--- Begin ---
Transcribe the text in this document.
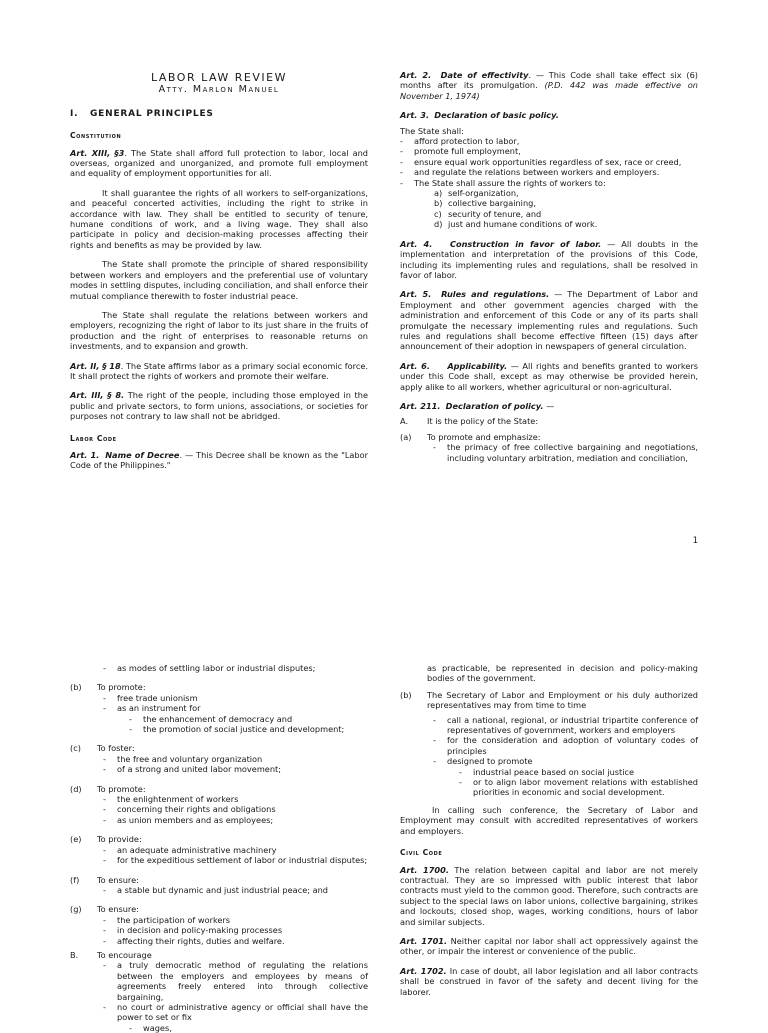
LABOR LAW REVIEW
Atty. Marlon Manuel
I. GENERAL PRINCIPLES
Constitution
Art. XIII, §3. The State shall afford full protection to labor, local and overseas, organized and unorganized, and promote full employment and equality of employment opportunities for all.
It shall guarantee the rights of all workers to self-organizations, and peaceful concerted activities, including the right to strike in accordance with law. They shall be entitled to security of tenure, humane conditions of work, and a living wage. They shall also participate in policy and decision-making processes affecting their rights and benefits as may be provided by law.
The State shall promote the principle of shared responsibility between workers and employers and the preferential use of voluntary modes in settling disputes, including conciliation, and shall enforce their mutual compliance therewith to foster industrial peace.
The State shall regulate the relations between workers and employers, recognizing the right of labor to its just share in the fruits of production and the right of enterprises to reasonable returns on investments, and to expansion and growth.
Art. II, § 18. The State affirms labor as a primary social economic force. It shall protect the rights of workers and promote their welfare.
Art. III, § 8. The right of the people, including those employed in the public and private sectors, to form unions, associations, or societies for purposes not contrary to law shall not be abridged.
Labor Code
Art. 1. Name of Decree. — This Decree shall be known as the "Labor Code of the Philippines."
Art. 2. Date of effectivity. — This Code shall take effect six (6) months after its promulgation. (P.D. 442 was made effective on November 1, 1974)
Art. 3. Declaration of basic policy.
The State shall:
- afford protection to labor,
- promote full employment,
- ensure equal work opportunities regardless of sex, race or creed,
- and regulate the relations between workers and employers.
- The State shall assure the rights of workers to:
a) self-organization,
b) collective bargaining,
c) security of tenure, and
d) just and humane conditions of work.
Art. 4. Construction in favor of labor. — All doubts in the implementation and interpretation of the provisions of this Code, including its implementing rules and regulations, shall be resolved in favor of labor.
Art. 5. Rules and regulations. — The Department of Labor and Employment and other government agencies charged with the administration and enforcement of this Code or any of its parts shall promulgate the necessary implementing rules and regulations. Such rules and regulations shall become effective fifteen (15) days after announcement of their adoption in newspapers of general circulation.
Art. 6. Applicability. — All rights and benefits granted to workers under this Code shall, except as may otherwise be provided herein, apply alike to all workers, whether agricultural or non-agricultural.
Art. 211. Declaration of policy. —
A. It is the policy of the State:
(a) To promote and emphasize:
- the primacy of free collective bargaining and negotiations, including voluntary arbitration, mediation and conciliation,
1
- as modes of settling labor or industrial disputes;
(b) To promote:
- free trade unionism
- as an instrument for
- the enhancement of democracy and
- the promotion of social justice and development;
(c) To foster:
- the free and voluntary organization
- of a strong and united labor movement;
(d) To promote:
- the enlightenment of workers
- concerning their rights and obligations
- as union members and as employees;
(e) To provide:
- an adequate administrative machinery
- for the expeditious settlement of labor or industrial disputes;
(f) To ensure:
- a stable but dynamic and just industrial peace; and
(g) To ensure:
- the participation of workers
- in decision and policy-making processes
- affecting their rights, duties and welfare.
B. To encourage
- a truly democratic method of regulating the relations between the employers and employees by means of agreements freely entered into through collective bargaining,
- no court or administrative agency or official shall have the power to set or fix
- wages,
as practicable, be represented in decision and policy-making bodies of the government.
(b) The Secretary of Labor and Employment or his duly authorized representatives may from time to time
- call a national, regional, or industrial tripartite conference of representatives of government, workers and employers
- for the consideration and adoption of voluntary codes of principles
- designed to promote
- industrial peace based on social justice
- or to align labor movement relations with established priorities in economic and social development.
In calling such conference, the Secretary of Labor and Employment may consult with accredited representatives of workers and employers.
Civil Code
Art. 1700. The relation between capital and labor are not merely contractual. They are so impressed with public interest that labor contracts must yield to the common good. Therefore, such contracts are subject to the special laws on labor unions, collective bargaining, strikes and lockouts, closed shop, wages, working conditions, hours of labor and similar subjects.
Art. 1701. Neither capital nor labor shall act oppressively against the other, or impair the interest or convenience of the public.
Art. 1702. In case of doubt, all labor legislation and all labor contracts shall be construed in favor of the safety and decent living for the laborer.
--- End ---
▶ Exercise requirements: All the lines above are to be reproduced exactly, except the pictures.

▶ Answer to this exercise:
Transcribe the text in this document.
LABOR LAW REVIEW
Atty. Marlon Manuel
I. GENERAL PRINCIPLES
Constitution
Art. XIII, §3. The State shall afford full protection to labor, local and overseas, organized and unorganized, and promote full employment and equality of employment opportunities for all.
It shall guarantee the rights of all workers to self-organizations, and peaceful concerted activities, including the right to strike in accordance with law. They shall be entitled to security of tenure, humane conditions of work, and a living wage. They shall also participate in policy and decision-making processes affecting their rights and benefits as may be provided by law.
The State shall promote the principle of shared responsibility between workers and employers and the preferential use of voluntary modes in settling disputes, including conciliation, and shall enforce their mutual compliance therewith to foster industrial peace.
The State shall regulate the relations between workers and employers, recognizing the right of labor to its just share in the fruits of production and the right of enterprises to reasonable returns on investments, and to expansion and growth.
Art. II, § 18. The State affirms labor as a primary social economic force. It shall protect the rights of workers and promote their welfare.
Art. III, § 8. The right of the people, including those employed in the public and private sectors, to form unions, associations, or societies for purposes not contrary to law shall not be abridged.
Labor Code
Art. 1. Name of Decree. — This Decree shall be known as the "Labor Code of the Philippines."
Art. 2. Date of effectivity. — This Code shall take effect six (6) months after its promulgation. (P.D. 442 was made effective on November 1, 1974)
Art. 3. Declaration of basic policy.
The State shall:
- afford protection to labor,
- promote full employment,
- ensure equal work opportunities regardless of sex, race or creed,
- and regulate the relations between workers and employers.
- The State shall assure the rights of workers to:
a) self-organization,
b) collective bargaining,
c) security of tenure, and
d) just and humane conditions of work.
Art. 4. Construction in favor of labor. — All doubts in the implementation and interpretation of the provisions of this Code, including its implementing rules and regulations, shall be resolved in favor of labor.
Art. 5. Rules and regulations. — The Department of Labor and Employment and other government agencies charged with the administration and enforcement of this Code or any of its parts shall promulgate the necessary implementing rules and regulations. Such rules and regulations shall become effective fifteen (15) days after announcement of their adoption in newspapers of general circulation.
Art. 6. Applicability. — All rights and benefits granted to workers under this Code shall, except as may otherwise be provided herein, apply alike to all workers, whether agricultural or non-agricultural.
Art. 211. Declaration of policy. —
A. It is the policy of the State:
(a) To promote and emphasize:
- the primacy of free collective bargaining and negotiations, including voluntary arbitration, mediation and conciliation,
1
- as modes of settling labor or industrial disputes;
(b) To promote:
- free trade unionism
- as an instrument for
- the enhancement of democracy and
- the promotion of social justice and development;
(c) To foster:
- the free and voluntary organization
- of a strong and united labor movement;
(d) To promote:
- the enlightenment of workers
- concerning their rights and obligations
- as union members and as employees;
(e) To provide:
- an adequate administrative machinery
- for the expeditious settlement of labor or industrial disputes;
(f) To ensure:
- a stable but dynamic and just industrial peace; and
(g) To ensure:
- the participation of workers
- in decision and policy-making processes
- affecting their rights, duties and welfare.
B. To encourage
- a truly democratic method of regulating the relations between the employers and employees by means of agreements freely entered into through collective bargaining,
- no court or administrative agency or official shall have the power to set or fix
- wages,
as practicable, be represented in decision and policy-making bodies of the government.
(b) The Secretary of Labor and Employment or his duly authorized representatives may from time to time
- call a national, regional, or industrial tripartite conference of representatives of government, workers and employers
- for the consideration and adoption of voluntary codes of principles
- designed to promote
- industrial peace based on social justice
- or to align labor movement relations with established priorities in economic and social development.
In calling such conference, the Secretary of Labor and Employment may consult with accredited representatives of workers and employers.
Civil Code
Art. 1700. The relation between capital and labor are not merely contractual. They are so impressed with public interest that labor contracts must yield to the common good. Therefore, such contracts are subject to the special laws on labor unions, collective bargaining, strikes and lockouts, closed shop, wages, working conditions, hours of labor and similar subjects.
Art. 1701. Neither capital nor labor shall act oppressively against the other, or impair the interest or convenience of the public.
Art. 1702. In case of doubt, all labor legislation and all labor contracts shall be construed in favor of the safety and decent living for the laborer.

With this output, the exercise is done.